▶ **Dataset extract**
+++
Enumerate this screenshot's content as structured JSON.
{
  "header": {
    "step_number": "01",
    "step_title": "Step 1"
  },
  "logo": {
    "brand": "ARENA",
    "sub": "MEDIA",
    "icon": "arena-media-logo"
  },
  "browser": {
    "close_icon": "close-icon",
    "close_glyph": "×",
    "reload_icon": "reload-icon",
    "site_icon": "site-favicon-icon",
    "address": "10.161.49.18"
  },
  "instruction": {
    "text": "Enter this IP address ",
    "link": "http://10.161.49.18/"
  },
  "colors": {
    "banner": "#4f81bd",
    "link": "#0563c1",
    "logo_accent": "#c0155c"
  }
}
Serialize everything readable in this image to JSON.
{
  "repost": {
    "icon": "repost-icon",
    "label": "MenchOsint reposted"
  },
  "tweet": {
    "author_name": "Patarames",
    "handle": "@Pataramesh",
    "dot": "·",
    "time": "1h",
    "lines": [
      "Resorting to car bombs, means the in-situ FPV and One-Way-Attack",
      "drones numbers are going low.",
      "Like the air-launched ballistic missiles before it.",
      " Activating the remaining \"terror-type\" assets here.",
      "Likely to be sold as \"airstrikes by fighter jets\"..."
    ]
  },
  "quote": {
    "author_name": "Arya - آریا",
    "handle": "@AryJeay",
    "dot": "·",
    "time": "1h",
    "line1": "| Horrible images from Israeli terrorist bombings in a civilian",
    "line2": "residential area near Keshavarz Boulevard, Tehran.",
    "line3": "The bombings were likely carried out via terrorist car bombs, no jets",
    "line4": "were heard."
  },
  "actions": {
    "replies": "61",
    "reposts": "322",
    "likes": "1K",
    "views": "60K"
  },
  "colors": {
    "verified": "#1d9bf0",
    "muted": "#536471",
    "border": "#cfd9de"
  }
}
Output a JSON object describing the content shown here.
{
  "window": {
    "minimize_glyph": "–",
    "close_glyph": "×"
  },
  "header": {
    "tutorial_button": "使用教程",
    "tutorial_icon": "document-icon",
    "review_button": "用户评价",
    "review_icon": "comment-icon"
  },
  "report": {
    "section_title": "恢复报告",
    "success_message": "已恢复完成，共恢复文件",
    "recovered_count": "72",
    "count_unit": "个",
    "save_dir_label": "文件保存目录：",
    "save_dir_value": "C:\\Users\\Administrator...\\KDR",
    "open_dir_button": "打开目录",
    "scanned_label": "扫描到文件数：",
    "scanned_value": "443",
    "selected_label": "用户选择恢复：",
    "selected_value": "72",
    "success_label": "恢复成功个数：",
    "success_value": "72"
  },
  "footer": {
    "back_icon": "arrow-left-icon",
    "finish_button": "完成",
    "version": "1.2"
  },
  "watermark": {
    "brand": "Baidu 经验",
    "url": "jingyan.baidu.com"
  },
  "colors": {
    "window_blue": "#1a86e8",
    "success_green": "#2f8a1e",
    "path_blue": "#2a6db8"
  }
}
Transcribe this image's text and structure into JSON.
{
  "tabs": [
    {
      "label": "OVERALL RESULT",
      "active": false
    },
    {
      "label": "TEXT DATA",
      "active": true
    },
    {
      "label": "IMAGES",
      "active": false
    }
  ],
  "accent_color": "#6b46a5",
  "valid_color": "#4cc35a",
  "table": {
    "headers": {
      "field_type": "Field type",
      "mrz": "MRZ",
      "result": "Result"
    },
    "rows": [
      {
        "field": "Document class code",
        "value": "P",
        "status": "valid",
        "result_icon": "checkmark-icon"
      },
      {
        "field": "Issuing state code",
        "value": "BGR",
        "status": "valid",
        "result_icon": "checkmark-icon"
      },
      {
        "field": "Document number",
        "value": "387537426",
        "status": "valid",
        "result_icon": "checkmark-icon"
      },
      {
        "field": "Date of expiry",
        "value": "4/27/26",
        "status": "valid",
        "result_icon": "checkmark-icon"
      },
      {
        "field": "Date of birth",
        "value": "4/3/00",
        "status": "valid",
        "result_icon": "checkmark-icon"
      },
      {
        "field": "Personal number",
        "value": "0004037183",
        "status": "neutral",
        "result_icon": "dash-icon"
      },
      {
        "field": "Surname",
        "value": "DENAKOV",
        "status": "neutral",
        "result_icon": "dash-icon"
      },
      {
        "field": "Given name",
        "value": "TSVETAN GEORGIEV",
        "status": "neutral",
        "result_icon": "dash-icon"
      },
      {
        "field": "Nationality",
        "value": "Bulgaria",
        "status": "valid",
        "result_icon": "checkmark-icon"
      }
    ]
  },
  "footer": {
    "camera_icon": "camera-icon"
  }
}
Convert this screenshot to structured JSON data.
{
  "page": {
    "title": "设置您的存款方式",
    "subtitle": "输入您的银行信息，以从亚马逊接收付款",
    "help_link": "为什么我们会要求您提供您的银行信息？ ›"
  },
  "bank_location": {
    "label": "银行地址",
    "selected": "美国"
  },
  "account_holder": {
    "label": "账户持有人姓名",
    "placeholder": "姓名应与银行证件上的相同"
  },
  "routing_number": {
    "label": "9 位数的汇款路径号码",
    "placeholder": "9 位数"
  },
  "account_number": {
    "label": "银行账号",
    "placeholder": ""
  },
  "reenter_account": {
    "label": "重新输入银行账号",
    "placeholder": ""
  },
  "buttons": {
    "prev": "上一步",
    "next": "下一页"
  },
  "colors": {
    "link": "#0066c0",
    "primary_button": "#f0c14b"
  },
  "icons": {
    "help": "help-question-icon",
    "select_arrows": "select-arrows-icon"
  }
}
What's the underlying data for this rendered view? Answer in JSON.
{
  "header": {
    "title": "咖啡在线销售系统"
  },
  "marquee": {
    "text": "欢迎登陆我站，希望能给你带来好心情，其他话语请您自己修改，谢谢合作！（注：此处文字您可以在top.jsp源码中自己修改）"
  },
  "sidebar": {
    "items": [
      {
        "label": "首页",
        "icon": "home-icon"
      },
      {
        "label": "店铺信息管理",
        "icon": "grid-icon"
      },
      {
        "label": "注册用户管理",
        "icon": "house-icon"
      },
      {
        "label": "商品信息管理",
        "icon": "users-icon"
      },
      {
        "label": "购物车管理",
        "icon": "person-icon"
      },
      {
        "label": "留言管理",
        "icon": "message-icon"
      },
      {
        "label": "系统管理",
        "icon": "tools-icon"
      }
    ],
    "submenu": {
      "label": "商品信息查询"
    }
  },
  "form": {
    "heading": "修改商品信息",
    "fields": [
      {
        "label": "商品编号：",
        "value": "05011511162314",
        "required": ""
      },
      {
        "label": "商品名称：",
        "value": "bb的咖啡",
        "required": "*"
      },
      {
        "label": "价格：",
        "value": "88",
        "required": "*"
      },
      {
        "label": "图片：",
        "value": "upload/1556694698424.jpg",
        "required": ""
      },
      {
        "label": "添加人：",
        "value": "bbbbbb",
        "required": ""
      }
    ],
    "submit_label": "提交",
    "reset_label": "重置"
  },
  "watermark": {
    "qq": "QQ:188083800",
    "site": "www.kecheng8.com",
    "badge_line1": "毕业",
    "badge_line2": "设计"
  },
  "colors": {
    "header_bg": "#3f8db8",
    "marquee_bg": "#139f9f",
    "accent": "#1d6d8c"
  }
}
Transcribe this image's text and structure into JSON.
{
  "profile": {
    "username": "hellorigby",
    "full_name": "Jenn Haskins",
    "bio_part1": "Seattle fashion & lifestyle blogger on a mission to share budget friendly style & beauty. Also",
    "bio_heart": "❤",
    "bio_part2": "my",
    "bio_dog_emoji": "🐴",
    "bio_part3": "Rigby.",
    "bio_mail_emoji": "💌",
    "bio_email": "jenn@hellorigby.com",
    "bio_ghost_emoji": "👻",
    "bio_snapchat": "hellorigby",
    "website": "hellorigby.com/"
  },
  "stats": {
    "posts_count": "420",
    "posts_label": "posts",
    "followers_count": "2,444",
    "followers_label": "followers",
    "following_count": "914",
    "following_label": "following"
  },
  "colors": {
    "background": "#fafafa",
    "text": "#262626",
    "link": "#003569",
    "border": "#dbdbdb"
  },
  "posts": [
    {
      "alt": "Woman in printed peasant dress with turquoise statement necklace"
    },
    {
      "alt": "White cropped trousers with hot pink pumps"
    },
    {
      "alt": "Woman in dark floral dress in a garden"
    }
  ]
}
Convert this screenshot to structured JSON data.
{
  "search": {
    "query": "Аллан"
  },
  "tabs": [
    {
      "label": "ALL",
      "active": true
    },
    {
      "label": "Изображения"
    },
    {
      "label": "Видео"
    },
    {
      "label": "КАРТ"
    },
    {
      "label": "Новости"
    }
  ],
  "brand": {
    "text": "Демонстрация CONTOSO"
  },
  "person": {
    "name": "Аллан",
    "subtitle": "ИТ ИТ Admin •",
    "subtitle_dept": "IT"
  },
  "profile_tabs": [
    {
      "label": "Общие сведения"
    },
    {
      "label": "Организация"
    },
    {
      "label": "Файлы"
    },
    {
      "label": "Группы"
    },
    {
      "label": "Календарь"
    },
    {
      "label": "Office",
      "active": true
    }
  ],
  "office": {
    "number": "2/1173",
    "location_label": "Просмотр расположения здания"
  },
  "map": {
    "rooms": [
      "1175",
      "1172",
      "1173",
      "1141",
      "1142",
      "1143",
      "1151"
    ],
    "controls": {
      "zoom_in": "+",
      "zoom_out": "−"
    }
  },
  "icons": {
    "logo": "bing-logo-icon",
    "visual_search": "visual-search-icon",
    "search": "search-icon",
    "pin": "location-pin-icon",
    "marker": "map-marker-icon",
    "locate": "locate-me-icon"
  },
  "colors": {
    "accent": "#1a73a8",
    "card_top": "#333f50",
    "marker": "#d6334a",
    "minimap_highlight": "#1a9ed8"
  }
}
+++
▶ **What to do**
Scan the listing above and identify each line holding the string "Woman"; copy every such line.

▶ **Written response**
      "alt": "Woman in printed peasant dress with turquoise statement necklace"
      "alt": "Woman in dark floral dress in a garden"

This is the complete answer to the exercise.